Aim of the exercise » Records follow. Copy every line with "more".

Data to use »
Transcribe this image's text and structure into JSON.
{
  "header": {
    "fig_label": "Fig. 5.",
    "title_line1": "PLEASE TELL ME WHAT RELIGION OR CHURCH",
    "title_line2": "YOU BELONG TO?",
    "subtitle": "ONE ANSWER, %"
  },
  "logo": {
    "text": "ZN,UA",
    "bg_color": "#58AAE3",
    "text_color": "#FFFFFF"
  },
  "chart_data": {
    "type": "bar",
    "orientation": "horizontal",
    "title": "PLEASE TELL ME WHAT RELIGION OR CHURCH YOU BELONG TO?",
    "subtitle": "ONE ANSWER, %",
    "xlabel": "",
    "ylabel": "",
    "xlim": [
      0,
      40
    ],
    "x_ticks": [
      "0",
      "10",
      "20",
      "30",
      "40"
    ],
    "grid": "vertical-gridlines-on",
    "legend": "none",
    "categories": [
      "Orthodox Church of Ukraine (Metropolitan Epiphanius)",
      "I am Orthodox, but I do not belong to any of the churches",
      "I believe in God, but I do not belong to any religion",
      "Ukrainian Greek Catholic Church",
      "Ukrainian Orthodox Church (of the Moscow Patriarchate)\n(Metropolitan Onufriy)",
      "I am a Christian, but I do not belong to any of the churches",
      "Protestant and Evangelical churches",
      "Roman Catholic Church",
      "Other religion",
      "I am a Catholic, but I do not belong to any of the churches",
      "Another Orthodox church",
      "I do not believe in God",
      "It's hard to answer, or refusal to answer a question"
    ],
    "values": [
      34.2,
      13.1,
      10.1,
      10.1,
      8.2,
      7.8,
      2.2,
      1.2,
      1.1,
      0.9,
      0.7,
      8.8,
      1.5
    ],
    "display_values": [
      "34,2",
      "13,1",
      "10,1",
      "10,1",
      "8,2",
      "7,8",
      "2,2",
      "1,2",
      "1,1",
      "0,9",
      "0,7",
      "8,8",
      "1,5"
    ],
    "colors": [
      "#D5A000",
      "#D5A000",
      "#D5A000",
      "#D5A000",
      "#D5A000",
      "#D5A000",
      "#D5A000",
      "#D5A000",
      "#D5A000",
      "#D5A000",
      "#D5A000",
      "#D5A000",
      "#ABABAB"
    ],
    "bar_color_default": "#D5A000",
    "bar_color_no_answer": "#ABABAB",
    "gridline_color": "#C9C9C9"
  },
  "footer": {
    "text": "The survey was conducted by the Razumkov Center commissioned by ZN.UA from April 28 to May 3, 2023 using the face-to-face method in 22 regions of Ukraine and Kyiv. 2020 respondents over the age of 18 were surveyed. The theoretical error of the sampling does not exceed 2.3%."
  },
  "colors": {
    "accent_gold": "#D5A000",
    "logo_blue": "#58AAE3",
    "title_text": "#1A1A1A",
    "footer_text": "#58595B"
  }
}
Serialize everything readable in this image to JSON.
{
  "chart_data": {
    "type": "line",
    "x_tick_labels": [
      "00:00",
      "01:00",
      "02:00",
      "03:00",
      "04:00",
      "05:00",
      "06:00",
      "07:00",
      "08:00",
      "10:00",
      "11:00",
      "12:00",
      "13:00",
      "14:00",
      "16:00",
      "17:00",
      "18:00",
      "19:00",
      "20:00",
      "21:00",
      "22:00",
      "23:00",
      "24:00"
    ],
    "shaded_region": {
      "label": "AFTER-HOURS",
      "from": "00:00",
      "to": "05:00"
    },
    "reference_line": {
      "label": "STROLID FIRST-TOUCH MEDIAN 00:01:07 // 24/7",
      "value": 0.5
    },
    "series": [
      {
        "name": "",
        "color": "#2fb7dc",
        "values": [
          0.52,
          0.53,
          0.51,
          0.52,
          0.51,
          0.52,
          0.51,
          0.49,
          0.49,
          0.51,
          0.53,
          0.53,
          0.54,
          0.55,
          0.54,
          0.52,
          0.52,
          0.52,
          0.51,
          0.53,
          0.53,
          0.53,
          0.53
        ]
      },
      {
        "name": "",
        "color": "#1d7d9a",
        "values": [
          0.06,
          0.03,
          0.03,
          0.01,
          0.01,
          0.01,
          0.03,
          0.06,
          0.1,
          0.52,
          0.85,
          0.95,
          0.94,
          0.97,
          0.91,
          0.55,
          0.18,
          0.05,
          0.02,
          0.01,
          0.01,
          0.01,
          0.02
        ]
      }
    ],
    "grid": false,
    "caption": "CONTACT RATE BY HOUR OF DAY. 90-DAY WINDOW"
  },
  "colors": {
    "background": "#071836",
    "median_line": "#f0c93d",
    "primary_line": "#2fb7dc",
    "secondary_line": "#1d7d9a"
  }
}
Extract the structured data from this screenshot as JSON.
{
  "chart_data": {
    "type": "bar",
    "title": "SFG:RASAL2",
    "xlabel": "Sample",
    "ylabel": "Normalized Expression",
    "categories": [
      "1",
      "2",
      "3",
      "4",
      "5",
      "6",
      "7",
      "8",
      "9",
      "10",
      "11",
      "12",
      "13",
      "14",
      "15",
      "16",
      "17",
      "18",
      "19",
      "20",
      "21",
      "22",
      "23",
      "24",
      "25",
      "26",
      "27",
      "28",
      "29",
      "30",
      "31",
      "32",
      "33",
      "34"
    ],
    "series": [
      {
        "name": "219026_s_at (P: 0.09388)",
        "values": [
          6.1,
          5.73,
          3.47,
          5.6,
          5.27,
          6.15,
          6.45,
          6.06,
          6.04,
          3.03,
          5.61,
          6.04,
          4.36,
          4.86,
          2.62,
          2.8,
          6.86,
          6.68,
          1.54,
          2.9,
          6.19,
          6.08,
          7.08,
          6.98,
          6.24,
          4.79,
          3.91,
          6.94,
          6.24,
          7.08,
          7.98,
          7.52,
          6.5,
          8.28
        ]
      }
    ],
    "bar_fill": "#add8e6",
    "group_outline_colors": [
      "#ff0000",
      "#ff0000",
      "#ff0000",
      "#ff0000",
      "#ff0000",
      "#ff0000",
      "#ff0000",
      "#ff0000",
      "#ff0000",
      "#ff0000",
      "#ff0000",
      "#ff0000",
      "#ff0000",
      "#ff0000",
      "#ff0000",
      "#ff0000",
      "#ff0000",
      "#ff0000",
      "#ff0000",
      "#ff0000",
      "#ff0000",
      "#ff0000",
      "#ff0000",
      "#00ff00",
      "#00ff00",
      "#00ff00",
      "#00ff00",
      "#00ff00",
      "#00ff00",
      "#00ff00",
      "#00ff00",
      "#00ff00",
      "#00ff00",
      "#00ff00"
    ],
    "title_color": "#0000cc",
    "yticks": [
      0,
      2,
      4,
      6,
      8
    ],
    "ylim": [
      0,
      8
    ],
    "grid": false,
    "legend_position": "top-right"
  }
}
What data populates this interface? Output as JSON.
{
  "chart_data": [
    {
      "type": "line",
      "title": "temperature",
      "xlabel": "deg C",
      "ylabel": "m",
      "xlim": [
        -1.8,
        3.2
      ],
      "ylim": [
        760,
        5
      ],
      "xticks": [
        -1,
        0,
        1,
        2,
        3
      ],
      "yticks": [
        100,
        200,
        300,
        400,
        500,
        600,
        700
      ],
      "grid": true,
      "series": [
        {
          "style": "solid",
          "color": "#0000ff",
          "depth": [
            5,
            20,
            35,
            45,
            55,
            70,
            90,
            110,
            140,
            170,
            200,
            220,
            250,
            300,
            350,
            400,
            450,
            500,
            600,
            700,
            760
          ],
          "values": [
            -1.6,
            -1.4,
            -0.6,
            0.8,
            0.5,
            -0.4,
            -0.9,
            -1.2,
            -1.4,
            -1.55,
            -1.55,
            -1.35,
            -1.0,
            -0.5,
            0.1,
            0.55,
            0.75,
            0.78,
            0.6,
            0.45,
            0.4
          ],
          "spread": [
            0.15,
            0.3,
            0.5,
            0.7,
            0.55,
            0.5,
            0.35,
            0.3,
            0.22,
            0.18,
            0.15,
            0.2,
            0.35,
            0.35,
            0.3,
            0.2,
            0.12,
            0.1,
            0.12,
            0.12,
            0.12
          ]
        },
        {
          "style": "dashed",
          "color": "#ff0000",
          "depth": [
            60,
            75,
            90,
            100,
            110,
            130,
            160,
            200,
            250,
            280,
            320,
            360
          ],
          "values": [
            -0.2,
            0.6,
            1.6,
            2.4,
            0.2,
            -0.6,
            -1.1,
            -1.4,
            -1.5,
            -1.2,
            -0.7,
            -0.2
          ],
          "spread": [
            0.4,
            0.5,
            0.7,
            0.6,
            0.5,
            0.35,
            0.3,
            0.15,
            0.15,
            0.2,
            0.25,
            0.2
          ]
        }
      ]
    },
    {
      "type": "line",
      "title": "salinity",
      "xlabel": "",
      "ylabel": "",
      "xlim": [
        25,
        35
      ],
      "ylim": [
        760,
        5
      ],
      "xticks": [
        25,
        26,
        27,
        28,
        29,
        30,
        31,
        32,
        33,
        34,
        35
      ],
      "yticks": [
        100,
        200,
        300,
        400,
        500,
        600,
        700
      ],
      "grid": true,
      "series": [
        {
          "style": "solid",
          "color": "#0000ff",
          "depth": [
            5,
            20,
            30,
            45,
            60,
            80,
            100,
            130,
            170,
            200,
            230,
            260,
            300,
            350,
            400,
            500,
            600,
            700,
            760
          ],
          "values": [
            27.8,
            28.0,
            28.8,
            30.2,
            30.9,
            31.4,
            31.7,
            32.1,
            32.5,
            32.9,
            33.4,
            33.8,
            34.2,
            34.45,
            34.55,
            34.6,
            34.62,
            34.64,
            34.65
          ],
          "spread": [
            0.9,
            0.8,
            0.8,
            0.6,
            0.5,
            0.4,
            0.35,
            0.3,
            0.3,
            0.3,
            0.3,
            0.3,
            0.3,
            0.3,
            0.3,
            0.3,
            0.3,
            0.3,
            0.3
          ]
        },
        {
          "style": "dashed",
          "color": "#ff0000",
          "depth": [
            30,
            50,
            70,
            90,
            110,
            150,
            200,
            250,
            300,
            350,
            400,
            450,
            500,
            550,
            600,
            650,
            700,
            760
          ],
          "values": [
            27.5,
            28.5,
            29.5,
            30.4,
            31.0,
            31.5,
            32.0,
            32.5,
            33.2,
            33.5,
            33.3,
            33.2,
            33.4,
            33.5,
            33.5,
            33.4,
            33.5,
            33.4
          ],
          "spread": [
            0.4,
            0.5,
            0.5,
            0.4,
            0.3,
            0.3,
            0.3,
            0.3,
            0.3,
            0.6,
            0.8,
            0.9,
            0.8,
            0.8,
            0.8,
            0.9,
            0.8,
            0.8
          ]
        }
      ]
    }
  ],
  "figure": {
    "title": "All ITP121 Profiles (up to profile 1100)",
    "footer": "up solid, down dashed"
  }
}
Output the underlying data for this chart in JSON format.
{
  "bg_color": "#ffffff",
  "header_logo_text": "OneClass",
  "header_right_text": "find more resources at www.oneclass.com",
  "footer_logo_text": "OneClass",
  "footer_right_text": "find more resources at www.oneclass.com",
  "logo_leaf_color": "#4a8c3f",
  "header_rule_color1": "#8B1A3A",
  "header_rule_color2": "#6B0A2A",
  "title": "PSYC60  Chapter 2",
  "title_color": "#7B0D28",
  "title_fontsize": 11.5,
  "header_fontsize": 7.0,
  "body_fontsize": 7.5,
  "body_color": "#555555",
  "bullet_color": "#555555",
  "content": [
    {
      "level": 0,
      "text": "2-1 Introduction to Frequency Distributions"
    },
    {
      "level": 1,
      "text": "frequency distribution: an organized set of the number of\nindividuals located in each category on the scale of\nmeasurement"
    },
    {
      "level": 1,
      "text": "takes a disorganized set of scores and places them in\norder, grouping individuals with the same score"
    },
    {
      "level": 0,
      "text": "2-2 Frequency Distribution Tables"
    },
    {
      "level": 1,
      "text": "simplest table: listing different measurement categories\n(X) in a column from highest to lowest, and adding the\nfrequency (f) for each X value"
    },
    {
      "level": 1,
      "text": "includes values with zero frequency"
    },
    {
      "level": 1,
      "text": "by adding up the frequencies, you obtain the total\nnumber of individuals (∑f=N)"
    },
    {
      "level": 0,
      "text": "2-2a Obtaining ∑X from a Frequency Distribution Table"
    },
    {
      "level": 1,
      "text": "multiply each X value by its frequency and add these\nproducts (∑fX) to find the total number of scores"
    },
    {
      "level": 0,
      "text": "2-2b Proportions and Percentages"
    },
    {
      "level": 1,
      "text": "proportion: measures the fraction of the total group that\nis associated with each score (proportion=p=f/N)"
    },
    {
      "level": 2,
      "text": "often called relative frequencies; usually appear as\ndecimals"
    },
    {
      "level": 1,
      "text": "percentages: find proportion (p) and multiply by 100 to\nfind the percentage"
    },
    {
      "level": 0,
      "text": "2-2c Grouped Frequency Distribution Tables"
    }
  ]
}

Solution to this exercise »
  "header_right_text": "find more resources at www.oneclass.com",
  "footer_right_text": "find more resources at www.oneclass.com",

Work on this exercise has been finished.